> [TO BE DONE] Tally the lines holding the word "into" and state the count by itself.

#### GIVEN INFORMATION ####

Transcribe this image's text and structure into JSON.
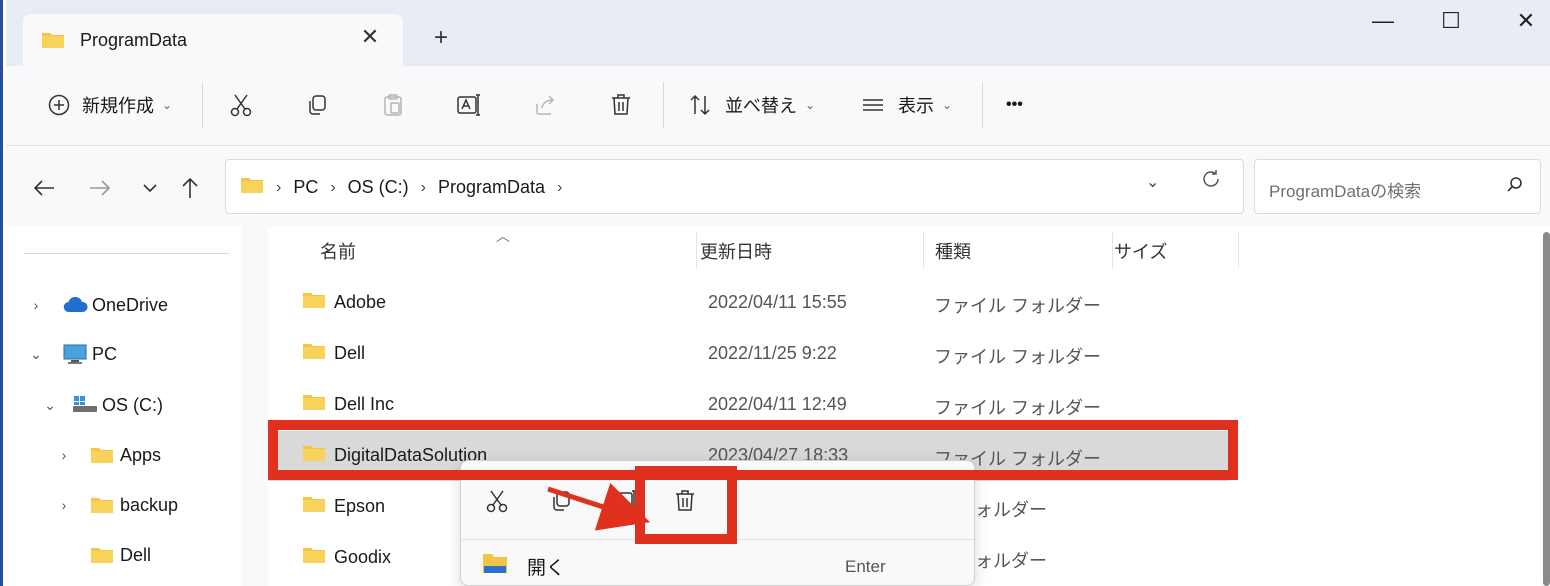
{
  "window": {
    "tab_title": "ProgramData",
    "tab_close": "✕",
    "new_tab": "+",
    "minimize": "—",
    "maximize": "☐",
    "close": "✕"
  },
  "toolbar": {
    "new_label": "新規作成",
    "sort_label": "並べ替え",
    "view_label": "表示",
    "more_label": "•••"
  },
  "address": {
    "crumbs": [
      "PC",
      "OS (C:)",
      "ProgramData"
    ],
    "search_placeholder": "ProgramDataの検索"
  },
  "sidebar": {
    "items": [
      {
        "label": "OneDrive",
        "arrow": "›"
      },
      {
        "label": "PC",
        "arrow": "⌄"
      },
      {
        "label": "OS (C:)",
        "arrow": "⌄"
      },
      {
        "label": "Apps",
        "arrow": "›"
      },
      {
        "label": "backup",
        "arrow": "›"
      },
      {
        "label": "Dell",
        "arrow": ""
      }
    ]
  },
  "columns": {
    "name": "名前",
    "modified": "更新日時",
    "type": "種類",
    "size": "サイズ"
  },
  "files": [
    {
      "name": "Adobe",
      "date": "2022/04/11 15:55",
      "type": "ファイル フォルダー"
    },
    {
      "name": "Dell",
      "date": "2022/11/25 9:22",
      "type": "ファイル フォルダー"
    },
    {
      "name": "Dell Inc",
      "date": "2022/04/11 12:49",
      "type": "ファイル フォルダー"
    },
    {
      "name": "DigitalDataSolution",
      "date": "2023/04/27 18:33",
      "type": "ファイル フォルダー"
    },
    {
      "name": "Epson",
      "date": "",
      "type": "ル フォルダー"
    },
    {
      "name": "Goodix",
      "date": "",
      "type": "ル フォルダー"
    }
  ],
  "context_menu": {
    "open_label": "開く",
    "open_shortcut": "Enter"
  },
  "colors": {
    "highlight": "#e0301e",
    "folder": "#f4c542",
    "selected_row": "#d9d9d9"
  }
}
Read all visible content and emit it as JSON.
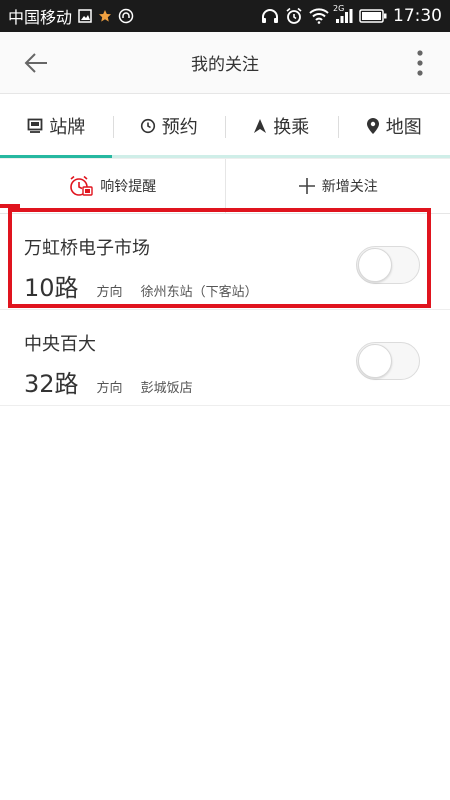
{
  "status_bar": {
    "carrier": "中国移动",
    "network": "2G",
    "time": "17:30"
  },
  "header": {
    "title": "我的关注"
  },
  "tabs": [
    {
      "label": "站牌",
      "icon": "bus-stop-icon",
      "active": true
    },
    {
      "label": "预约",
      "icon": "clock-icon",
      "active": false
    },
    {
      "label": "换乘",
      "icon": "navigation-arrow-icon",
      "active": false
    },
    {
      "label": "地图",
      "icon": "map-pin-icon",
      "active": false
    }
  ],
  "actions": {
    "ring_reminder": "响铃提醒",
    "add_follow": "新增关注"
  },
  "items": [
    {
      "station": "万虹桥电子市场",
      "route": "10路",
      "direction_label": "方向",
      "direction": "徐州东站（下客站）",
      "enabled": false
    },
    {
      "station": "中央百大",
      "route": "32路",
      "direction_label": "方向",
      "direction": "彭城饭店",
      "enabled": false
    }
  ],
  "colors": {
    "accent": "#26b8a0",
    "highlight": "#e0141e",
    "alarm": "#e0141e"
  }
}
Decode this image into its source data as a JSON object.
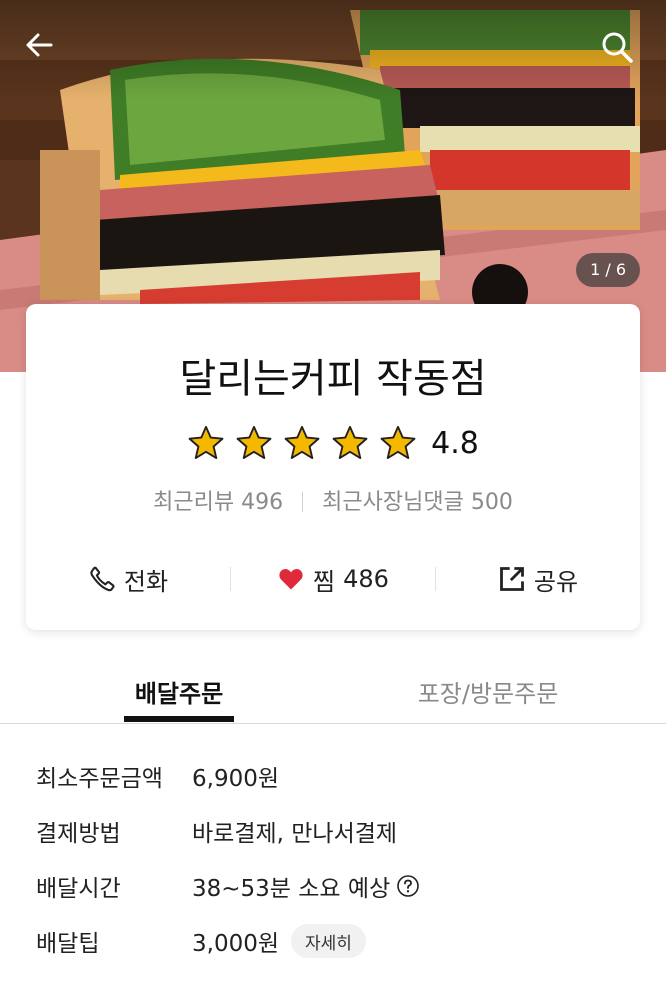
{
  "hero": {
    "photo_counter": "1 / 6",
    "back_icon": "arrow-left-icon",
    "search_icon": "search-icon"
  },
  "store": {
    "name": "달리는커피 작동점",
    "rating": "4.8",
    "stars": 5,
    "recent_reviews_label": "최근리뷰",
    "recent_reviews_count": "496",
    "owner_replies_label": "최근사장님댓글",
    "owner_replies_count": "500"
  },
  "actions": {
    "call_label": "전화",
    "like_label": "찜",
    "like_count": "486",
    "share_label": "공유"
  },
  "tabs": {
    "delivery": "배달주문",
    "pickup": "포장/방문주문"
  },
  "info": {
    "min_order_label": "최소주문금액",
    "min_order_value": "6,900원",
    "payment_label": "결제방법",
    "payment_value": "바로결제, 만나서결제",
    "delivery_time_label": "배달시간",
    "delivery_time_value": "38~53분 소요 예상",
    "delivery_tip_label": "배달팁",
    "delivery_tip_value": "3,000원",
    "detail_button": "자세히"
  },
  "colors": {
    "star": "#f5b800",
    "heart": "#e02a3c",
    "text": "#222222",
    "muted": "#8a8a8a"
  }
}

####

> [EXPECTED ANSWER] 2